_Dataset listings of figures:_
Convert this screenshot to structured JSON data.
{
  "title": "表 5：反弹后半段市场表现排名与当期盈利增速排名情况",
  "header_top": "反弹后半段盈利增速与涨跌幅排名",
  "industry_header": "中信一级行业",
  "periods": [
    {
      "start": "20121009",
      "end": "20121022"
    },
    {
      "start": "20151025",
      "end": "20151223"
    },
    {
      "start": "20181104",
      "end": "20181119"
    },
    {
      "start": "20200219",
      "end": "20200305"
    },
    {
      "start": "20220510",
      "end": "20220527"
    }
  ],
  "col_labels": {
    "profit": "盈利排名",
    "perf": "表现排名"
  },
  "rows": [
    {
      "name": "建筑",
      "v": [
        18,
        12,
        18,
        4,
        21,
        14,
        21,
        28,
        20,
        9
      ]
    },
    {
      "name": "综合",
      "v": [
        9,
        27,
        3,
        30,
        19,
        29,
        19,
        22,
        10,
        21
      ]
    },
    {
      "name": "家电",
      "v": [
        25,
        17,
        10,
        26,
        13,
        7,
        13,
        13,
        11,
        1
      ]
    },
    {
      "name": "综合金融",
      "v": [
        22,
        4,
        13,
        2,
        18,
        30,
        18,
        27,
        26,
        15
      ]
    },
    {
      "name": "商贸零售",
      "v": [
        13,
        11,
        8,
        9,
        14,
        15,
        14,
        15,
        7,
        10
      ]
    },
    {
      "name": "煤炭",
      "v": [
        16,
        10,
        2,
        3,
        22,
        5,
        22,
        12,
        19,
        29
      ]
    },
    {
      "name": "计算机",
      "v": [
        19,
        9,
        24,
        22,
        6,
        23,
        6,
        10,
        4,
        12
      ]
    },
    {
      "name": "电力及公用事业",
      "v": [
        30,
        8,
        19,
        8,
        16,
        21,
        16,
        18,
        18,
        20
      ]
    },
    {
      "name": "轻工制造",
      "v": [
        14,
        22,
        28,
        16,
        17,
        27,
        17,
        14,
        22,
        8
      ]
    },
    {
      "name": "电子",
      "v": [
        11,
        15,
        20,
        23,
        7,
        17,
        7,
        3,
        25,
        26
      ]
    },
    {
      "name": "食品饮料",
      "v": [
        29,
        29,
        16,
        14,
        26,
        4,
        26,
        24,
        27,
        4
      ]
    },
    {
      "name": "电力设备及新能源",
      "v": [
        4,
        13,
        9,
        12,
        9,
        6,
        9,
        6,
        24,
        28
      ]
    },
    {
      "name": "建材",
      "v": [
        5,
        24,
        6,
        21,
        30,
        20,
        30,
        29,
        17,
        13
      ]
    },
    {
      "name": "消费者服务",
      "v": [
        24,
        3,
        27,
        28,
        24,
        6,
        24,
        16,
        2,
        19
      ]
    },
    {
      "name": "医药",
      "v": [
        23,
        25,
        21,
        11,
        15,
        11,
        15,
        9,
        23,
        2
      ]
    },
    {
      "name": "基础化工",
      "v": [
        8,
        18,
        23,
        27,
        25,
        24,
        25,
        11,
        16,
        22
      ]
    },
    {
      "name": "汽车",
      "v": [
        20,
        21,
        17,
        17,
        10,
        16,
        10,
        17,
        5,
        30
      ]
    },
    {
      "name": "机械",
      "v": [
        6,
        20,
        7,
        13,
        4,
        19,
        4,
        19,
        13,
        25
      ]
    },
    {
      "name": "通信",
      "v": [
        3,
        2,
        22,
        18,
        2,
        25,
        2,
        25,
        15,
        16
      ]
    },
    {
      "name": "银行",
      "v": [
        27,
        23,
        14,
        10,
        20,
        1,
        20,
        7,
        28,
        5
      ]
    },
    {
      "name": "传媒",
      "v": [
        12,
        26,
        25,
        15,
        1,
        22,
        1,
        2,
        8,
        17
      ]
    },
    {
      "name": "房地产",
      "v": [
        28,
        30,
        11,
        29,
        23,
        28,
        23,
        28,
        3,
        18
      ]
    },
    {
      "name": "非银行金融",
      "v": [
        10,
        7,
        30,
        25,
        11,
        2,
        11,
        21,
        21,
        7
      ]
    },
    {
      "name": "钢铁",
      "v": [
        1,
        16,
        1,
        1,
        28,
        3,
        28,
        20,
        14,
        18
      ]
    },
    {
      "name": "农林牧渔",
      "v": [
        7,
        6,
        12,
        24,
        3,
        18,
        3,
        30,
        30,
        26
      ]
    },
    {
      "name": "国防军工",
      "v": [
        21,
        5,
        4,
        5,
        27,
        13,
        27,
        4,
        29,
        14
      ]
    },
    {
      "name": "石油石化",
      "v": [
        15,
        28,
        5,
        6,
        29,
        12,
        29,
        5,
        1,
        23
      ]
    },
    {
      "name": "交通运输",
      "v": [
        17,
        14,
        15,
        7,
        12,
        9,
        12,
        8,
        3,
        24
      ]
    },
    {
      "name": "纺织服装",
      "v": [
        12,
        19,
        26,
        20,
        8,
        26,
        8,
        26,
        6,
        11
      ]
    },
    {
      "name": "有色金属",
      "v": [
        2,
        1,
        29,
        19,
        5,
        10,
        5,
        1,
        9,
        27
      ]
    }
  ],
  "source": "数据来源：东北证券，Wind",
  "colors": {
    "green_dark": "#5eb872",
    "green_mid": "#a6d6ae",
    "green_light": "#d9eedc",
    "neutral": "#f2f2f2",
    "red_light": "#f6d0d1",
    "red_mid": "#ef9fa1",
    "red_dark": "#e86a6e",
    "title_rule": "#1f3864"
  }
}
---
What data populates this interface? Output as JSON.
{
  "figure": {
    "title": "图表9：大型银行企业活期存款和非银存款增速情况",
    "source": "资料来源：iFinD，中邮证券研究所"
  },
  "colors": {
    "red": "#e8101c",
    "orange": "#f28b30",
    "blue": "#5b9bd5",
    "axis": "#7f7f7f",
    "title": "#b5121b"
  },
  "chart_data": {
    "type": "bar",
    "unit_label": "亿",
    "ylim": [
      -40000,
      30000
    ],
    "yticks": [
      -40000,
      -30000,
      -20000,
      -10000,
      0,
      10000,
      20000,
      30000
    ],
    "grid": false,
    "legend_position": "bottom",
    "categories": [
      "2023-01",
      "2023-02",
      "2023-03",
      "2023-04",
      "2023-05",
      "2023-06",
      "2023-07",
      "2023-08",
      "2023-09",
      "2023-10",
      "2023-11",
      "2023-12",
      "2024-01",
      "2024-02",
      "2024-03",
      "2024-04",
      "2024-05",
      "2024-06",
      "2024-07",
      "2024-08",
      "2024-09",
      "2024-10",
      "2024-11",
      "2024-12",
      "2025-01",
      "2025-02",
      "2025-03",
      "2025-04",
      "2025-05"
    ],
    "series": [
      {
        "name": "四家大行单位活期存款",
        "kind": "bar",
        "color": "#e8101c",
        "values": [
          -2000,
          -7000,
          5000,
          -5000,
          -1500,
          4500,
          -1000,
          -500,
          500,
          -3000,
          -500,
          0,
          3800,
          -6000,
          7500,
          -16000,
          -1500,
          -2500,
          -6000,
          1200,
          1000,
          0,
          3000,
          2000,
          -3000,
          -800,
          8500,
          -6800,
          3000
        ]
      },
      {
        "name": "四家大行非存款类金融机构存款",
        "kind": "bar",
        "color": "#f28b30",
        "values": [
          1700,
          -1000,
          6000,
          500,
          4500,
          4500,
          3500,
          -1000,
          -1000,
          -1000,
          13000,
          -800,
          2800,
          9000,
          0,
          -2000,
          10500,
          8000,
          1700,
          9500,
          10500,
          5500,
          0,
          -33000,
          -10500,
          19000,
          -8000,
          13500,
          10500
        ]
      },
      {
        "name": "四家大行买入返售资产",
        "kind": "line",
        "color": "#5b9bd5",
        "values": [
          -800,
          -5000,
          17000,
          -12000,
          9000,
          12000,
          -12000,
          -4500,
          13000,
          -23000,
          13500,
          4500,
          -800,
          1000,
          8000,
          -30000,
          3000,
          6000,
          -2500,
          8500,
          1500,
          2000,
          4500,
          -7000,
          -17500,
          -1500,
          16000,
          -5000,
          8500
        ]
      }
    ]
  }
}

_Task goal:_
Gather all lines from the records above in which "this" appears.

_Finished task:_
Convert this screenshot to structured JSON data.
What data populates this interface? Output as JSON.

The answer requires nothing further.